> _STATED EXERCISE_: Extract, from the listing that follows, each line containing the word "putem".

> _Data entries_:

———

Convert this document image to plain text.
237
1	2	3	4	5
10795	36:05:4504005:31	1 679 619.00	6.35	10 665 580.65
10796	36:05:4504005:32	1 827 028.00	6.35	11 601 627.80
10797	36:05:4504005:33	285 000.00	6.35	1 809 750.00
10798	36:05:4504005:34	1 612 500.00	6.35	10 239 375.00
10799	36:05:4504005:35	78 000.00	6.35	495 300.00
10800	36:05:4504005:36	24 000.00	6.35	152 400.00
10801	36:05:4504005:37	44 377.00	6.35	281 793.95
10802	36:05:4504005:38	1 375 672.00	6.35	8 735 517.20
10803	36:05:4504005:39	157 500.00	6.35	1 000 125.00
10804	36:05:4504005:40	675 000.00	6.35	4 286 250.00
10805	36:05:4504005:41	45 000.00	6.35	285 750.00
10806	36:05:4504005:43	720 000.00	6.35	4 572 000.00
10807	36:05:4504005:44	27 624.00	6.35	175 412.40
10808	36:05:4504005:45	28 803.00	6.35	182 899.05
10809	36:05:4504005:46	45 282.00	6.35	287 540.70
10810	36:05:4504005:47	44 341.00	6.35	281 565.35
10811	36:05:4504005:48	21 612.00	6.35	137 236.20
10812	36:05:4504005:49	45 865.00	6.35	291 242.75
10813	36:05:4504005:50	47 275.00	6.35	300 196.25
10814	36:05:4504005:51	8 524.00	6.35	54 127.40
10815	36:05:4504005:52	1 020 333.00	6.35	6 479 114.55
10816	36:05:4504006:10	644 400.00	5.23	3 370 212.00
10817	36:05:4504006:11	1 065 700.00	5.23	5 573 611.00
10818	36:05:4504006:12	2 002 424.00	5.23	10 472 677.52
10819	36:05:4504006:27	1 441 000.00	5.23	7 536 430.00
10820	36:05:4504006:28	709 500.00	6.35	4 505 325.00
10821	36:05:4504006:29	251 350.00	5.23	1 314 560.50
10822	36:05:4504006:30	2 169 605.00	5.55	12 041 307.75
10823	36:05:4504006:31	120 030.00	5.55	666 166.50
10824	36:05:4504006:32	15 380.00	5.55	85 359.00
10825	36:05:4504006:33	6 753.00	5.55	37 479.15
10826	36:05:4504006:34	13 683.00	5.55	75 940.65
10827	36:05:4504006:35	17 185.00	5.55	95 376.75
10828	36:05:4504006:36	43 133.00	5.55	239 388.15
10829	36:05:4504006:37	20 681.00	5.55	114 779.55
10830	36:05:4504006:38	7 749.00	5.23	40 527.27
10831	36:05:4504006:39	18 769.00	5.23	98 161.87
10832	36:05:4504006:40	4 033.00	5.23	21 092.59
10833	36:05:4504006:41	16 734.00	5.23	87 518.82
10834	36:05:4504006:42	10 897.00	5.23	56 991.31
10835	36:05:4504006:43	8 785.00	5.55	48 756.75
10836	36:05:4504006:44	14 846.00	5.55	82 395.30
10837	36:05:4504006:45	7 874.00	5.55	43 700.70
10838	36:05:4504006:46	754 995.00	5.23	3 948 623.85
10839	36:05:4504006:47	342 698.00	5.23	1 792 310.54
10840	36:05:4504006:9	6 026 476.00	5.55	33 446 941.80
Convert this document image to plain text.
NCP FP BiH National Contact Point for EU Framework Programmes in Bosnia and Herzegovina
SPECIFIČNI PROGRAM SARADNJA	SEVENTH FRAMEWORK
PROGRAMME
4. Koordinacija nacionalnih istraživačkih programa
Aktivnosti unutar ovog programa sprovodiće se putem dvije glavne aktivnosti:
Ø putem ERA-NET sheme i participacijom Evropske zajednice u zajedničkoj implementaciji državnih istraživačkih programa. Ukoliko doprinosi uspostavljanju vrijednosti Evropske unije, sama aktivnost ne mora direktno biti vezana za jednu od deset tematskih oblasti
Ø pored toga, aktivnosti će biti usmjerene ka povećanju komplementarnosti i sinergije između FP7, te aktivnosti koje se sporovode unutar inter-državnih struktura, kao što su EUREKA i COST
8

———

> _RIGHT ANSWER_:
Aktivnosti unutar ovog programa sprovodiće se putem dvije glavne aktivnosti:
Ø putem ERA-NET sheme i participacijom Evropske zajednice u zajedničkoj implementaciji državnih istraživačkih programa. Ukoliko doprinosi uspostavljanju vrijednosti Evropske unije, sama aktivnost ne mora direktno biti vezana za jednu od deset tematskih oblasti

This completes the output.